No — ground ambulances are explicitly excluded from the No Surprises Act's balance billing ban. According to CMS, no federal restriction limits what a ground ambulance provider can bill you beyond what your insurer pays. Air ambulances (helicopters and fixed-wing aircraft) are covered by the federal law, but the standard 911 ambulance truck that arrives on the street is not. The federal Ground Ambulance and Patient Billing Advisory Committee issued recommendations to Congress in August 2024, but as of May 2026 no federal rule has been finalized to close this gap.
My state has a ground ambulance balance billing law — does it apply to my employer's health plan?
It depends on your plan type. State ground ambulance protection laws apply only to state-regulated (fully insured) health plans. If your employer is self-funded — which according to a 2024 KFF survey covers 63% of privately insured workers — the state law does not apply to your plan. You can check whether your plan is self-funded by looking at your Summary Plan Description (SPD), which will say "self-funded" or reference ERISA. If it does, no state law caps your ground ambulance balance bill regardless of where you live.
What is ALS vs. BLS billing, and why does it matter on my ambulance bill?
ALS (Advanced Life Support) and BLS (Basic Life Support) are the two main service levels billed for ground ambulance transport, and they carry significantly different rates. ALS is appropriate when paramedic-level interventions were performed — such as IV administration, cardiac monitoring, or advanced airway management. BLS applies to transports where only basic-level care was provided. The HHS-OIG has documented that upcoding — billing ALS when only BLS care was delivered — is one of the most common billing errors in ambulance transport. Request your Patient Care Report (PCR) and compare the interventions listed there against the HCPCS code on your bill to catch this error.

===

**EXPLORE THE MATERIAL:**
**a)** In the ambulance billing FAQ, return the part that opens with the words containing "My state has" and closes with "my ambulance bill?", copied word for word.
**b)** Can you resume the ambulance billing FAQ from the point where it stops?

===

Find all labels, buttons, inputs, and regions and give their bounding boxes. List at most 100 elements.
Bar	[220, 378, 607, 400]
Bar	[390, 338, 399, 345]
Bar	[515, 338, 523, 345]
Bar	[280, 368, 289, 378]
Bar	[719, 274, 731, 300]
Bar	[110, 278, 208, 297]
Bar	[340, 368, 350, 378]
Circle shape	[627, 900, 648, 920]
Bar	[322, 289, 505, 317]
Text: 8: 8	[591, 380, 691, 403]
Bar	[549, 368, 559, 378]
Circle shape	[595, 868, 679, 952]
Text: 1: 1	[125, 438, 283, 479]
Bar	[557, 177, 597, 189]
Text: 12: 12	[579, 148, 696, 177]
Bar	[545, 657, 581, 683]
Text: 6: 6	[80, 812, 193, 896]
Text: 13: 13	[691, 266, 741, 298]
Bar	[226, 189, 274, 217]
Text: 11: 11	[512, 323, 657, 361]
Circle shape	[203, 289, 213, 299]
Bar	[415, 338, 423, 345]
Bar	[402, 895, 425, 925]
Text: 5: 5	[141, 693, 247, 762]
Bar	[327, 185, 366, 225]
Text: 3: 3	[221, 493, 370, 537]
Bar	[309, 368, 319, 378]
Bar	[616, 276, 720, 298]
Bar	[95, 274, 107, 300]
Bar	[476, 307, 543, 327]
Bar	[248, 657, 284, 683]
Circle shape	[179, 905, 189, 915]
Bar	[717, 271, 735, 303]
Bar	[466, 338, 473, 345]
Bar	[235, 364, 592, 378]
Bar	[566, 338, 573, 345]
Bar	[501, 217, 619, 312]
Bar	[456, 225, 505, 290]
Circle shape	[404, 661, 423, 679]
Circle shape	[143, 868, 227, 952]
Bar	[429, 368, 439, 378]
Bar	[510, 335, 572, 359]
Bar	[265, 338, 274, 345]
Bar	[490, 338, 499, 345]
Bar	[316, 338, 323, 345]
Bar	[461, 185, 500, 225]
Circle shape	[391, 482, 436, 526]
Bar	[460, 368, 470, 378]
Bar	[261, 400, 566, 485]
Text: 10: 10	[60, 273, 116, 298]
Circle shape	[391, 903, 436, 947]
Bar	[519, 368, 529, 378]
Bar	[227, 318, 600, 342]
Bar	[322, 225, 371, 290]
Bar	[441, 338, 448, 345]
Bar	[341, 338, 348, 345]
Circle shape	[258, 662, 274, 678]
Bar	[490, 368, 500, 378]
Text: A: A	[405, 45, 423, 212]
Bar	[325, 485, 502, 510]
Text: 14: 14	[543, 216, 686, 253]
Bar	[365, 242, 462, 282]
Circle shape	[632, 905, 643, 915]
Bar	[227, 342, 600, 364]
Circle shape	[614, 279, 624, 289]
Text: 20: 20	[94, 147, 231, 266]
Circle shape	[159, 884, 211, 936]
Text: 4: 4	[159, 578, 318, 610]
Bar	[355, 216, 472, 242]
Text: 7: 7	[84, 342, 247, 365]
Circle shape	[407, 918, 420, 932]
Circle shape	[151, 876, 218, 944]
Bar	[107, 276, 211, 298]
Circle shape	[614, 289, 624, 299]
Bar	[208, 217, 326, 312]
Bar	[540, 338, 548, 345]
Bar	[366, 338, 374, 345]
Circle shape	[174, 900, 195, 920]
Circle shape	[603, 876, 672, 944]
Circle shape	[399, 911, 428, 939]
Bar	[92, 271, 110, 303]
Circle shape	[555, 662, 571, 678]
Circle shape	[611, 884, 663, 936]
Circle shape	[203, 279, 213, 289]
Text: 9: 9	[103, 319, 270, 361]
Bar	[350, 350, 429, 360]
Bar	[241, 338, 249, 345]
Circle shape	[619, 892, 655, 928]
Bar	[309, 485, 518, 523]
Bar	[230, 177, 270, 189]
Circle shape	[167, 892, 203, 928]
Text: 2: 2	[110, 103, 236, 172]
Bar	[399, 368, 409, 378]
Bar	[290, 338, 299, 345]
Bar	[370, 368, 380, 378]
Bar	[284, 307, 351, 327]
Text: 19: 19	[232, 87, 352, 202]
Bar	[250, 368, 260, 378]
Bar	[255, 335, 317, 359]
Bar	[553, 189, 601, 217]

===

**RESPONSES TO THE EXERCISE:**
**a)**
My state has a ground ambulance balance billing law — does it apply to my employer's health plan?
It depends on your plan type. State ground ambulance protection laws apply only to state-regulated (fully insured) health plans. If your employer is self-funded — which according to a 2024 KFF survey covers 63% of privately insured workers — the state law does not apply to your plan. You can check whether your plan is self-funded by looking at your Summary Plan Description (SPD), which will say "self-funded" or reference ERISA. If it does, no state law caps your ground ambulance balance bill regardless of where you live.
What is ALS vs. BLS billing, and why does it matter on my ambulance bill?

**b)**
Can I dispute a ground ambulance bill that has already gone to collections?
Yes. If a debt collector contacts you about a ground ambulance bill you believe is inaccurate, dispute it in writing within 30 days of receiving the collection notice — the debt collector must stop collection activity until they verify the debt. The CFPB has clarified that collecting on inaccurate or unsubstantiated medical debts violates federal law. Request full documentation of what is owed and why, including the itemized bill and any insurer payment records. If the collector cannot provide documentation, or if you can show the amount is wrong (for example, because the insurer already paid a portion that wasn't credited), you have grounds to demand correction. File a complaint with the CFPB at consumerfinance.gov if the collector refuses to respond appropriately.